## [EXERCISE MATERIAL]

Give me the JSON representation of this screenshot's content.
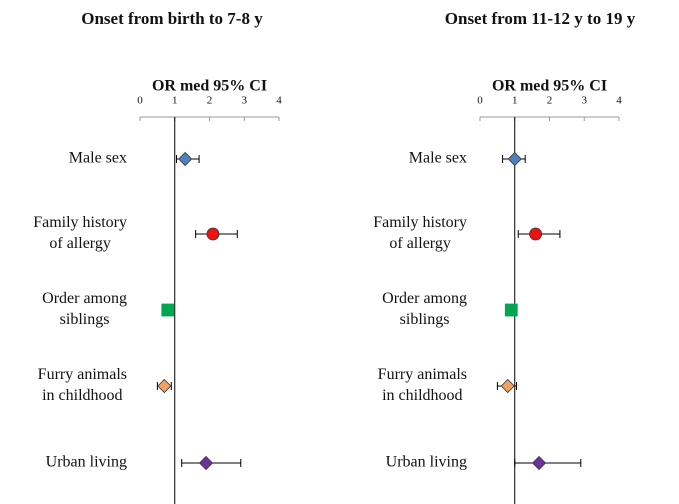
{
  "chart_data": [
    {
      "type": "forest",
      "title": "Onset from birth to 7-8 y",
      "xlabel": "OR med 95% CI",
      "xlim": [
        0,
        4
      ],
      "xticks": [
        0,
        1,
        2,
        3,
        4
      ],
      "reference": 1,
      "categories": [
        [
          "Male sex"
        ],
        [
          "Family history",
          "of allergy"
        ],
        [
          "Order among",
          "siblings"
        ],
        [
          "Furry animals",
          "in childhood"
        ],
        [
          "Urban living"
        ]
      ],
      "values": [
        1.3,
        2.1,
        0.8,
        0.7,
        1.9
      ],
      "lower": [
        1.05,
        1.6,
        0.75,
        0.5,
        1.2
      ],
      "upper": [
        1.7,
        2.8,
        0.9,
        0.9,
        2.9
      ],
      "markers": [
        "diamond",
        "circle",
        "square",
        "diamond",
        "diamond"
      ],
      "colors": [
        "#4f81bd",
        "#ee1111",
        "#00a650",
        "#f0a060",
        "#7030a0"
      ]
    },
    {
      "type": "forest",
      "title": "Onset from 11-12 y to 19 y",
      "xlabel": "OR med 95% CI",
      "xlim": [
        0,
        4
      ],
      "xticks": [
        0,
        1,
        2,
        3,
        4
      ],
      "reference": 1,
      "categories": [
        [
          "Male sex"
        ],
        [
          "Family history",
          "of allergy"
        ],
        [
          "Order among",
          "siblings"
        ],
        [
          "Furry animals",
          "in childhood"
        ],
        [
          "Urban living"
        ]
      ],
      "values": [
        1.0,
        1.6,
        0.9,
        0.8,
        1.7
      ],
      "lower": [
        0.65,
        1.1,
        0.85,
        0.5,
        1.0
      ],
      "upper": [
        1.3,
        2.3,
        1.05,
        1.05,
        2.9
      ],
      "markers": [
        "diamond",
        "circle",
        "square",
        "diamond",
        "diamond"
      ],
      "colors": [
        "#4f81bd",
        "#ee1111",
        "#00a650",
        "#f0a060",
        "#7030a0"
      ]
    }
  ]
}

## [TASK TO COMPLETE]
List the lines of the material in which the word "from" occurs.

## [SOLVED PROBLEM]
      "title": "Onset from birth to 7-8 y",
      "title": "Onset from 11-12 y to 19 y",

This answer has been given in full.